==== Raw data

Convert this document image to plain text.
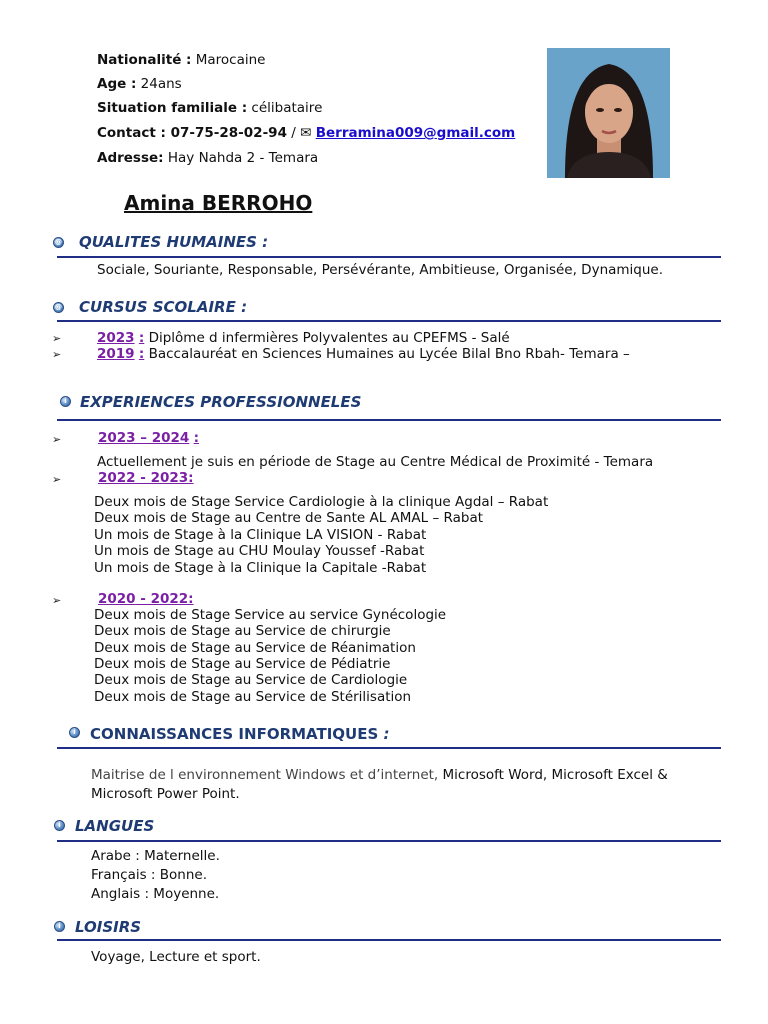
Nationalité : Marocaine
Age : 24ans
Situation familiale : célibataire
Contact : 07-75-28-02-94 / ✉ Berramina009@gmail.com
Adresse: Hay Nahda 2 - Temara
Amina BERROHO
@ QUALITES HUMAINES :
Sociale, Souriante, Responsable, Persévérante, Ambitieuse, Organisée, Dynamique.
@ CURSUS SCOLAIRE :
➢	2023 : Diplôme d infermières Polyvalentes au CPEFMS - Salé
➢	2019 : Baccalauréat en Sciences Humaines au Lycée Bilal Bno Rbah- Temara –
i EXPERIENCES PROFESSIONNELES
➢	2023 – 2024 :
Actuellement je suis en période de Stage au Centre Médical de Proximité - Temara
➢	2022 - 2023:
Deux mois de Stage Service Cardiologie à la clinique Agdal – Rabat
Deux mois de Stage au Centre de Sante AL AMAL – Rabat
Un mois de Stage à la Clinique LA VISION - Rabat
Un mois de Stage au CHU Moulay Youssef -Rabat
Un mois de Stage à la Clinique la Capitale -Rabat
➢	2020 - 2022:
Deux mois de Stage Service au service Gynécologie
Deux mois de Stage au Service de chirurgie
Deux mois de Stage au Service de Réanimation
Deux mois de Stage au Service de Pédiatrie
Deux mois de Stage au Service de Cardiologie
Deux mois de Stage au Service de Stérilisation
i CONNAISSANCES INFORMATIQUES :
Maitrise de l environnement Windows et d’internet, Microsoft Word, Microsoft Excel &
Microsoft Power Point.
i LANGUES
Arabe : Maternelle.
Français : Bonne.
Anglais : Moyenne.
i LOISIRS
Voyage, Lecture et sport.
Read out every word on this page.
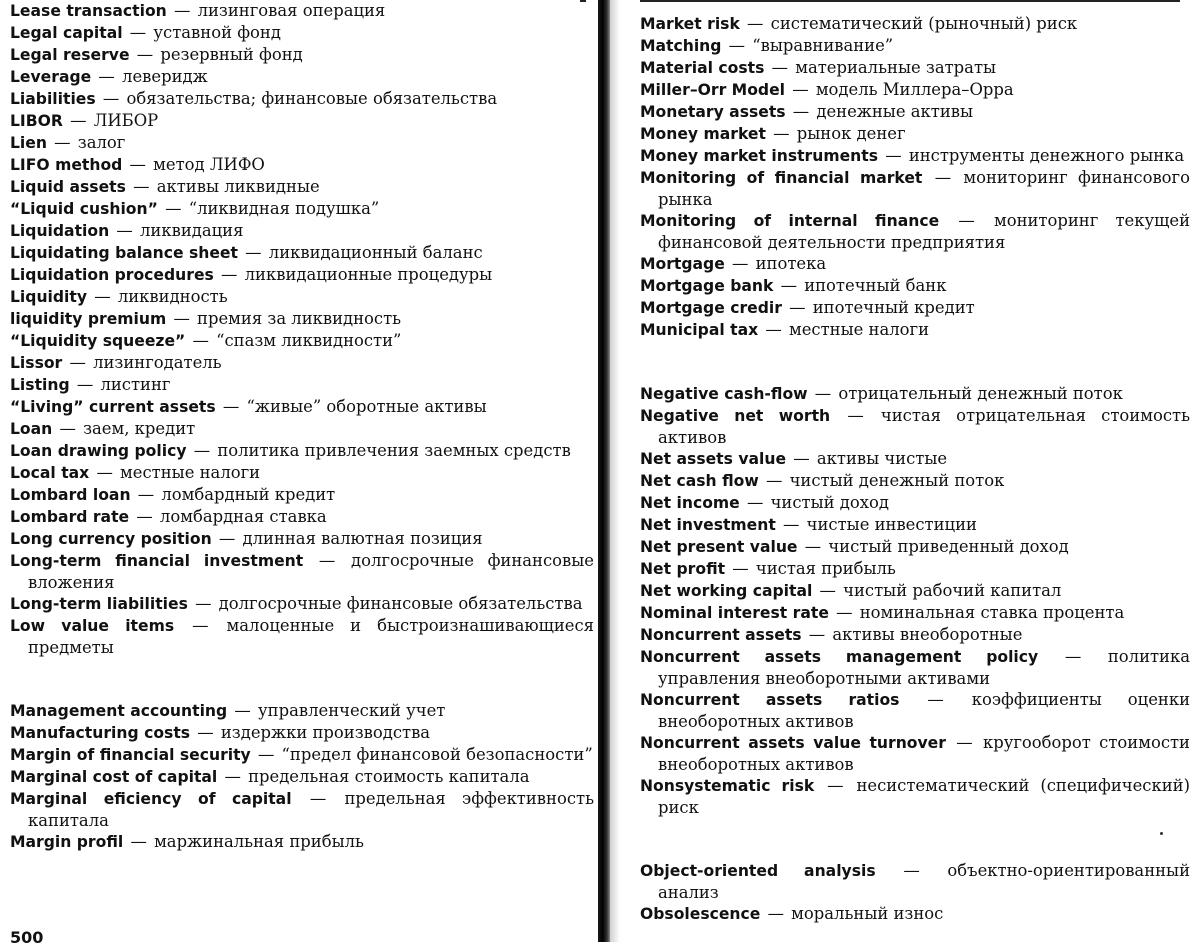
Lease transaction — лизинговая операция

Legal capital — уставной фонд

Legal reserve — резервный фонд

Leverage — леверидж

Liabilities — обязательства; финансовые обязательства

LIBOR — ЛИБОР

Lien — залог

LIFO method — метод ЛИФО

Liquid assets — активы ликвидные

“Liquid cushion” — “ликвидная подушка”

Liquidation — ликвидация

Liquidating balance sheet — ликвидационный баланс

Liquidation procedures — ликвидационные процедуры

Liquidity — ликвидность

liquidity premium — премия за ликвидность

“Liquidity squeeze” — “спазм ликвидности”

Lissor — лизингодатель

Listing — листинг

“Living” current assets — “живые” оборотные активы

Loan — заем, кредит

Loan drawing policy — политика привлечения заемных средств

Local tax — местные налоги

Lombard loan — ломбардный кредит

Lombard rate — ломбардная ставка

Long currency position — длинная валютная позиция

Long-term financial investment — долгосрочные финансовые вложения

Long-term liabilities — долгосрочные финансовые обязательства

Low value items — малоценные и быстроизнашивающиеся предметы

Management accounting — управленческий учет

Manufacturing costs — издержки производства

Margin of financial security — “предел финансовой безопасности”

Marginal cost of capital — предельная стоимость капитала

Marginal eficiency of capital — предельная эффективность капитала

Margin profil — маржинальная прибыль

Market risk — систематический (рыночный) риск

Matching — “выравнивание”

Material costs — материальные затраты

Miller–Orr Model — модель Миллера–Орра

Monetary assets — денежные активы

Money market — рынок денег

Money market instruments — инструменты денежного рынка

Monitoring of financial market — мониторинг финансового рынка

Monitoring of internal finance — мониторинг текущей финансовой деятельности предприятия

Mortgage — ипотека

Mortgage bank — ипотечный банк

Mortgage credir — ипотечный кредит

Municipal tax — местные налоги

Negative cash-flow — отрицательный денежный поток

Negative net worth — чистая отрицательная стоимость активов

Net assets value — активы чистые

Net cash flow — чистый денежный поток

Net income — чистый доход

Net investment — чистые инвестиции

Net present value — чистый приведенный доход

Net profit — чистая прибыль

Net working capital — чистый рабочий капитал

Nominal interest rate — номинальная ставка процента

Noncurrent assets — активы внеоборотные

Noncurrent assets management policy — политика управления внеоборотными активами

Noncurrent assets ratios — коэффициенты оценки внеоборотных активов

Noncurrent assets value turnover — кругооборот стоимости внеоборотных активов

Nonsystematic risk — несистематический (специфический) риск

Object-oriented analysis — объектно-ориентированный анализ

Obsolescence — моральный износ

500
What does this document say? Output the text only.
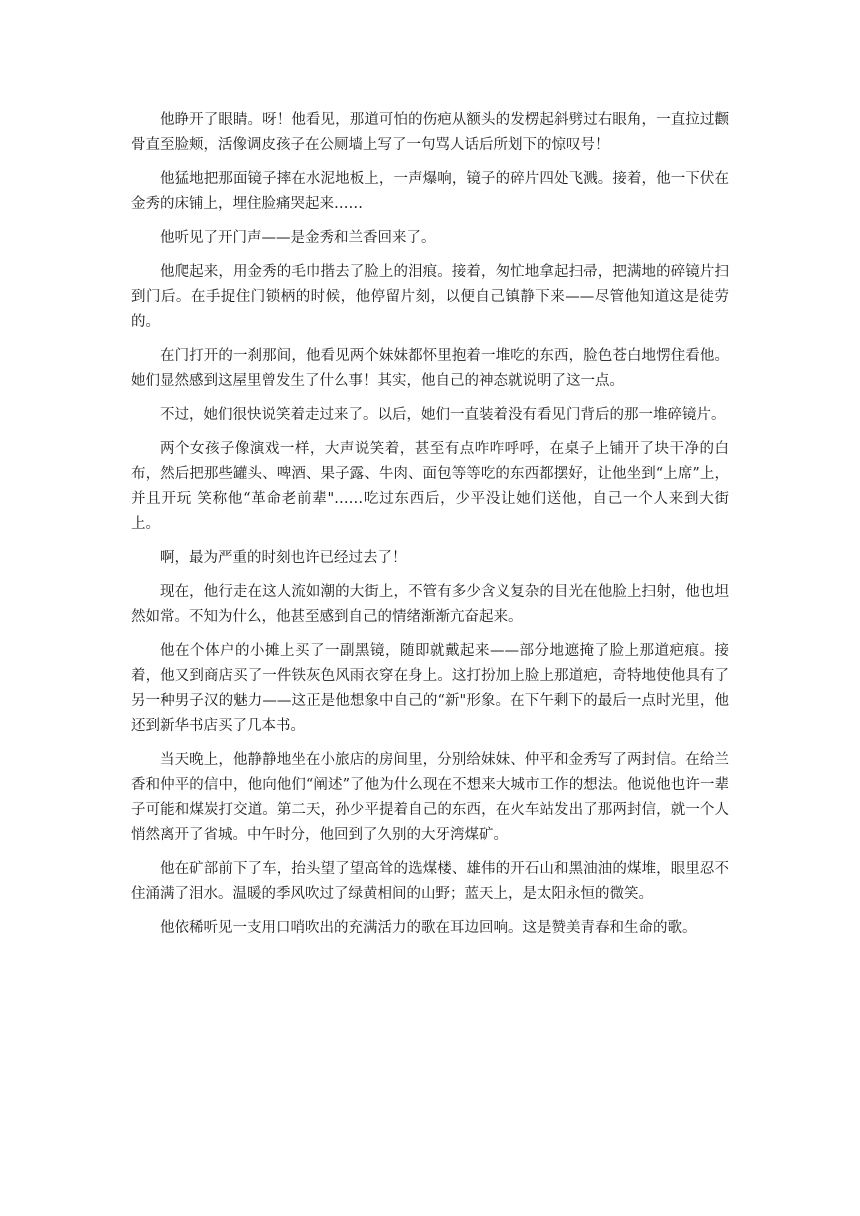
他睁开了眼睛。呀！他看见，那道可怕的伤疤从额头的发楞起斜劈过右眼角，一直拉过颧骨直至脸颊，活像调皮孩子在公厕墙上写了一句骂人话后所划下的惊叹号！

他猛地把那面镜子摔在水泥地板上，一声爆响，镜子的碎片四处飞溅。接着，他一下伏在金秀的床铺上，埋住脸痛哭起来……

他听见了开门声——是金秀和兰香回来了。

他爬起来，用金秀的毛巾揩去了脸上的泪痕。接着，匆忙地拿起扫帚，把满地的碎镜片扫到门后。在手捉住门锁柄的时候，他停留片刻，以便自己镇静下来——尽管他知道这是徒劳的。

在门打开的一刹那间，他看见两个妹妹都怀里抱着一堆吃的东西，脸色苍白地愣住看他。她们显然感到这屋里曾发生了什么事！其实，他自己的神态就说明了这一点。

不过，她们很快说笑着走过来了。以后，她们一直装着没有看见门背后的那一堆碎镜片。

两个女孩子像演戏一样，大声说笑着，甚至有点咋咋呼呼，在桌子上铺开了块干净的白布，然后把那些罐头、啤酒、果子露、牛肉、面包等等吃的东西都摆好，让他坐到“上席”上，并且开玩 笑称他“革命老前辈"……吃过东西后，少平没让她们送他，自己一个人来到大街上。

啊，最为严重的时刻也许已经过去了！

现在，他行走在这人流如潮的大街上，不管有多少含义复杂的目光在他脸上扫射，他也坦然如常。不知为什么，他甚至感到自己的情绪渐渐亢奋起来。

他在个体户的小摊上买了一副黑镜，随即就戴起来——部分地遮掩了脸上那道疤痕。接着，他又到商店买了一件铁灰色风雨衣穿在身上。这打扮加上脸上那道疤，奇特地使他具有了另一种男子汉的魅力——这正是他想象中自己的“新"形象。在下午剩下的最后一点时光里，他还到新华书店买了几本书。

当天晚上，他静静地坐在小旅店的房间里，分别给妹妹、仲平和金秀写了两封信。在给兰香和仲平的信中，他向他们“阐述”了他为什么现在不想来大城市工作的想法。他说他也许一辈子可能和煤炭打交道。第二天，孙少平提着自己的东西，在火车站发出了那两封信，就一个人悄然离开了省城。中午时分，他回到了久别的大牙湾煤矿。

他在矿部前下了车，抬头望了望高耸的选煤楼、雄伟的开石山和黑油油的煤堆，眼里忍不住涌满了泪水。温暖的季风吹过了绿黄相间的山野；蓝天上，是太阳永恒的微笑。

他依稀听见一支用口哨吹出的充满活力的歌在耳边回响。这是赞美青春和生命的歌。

========

● Exercise: For each line in the data above that contains the string "обязательства", extract the line.

● Correct response:
Liabilities — обязательства; финансовые обязательства
Long-term liabilities — долгосрочные финансовые обязательства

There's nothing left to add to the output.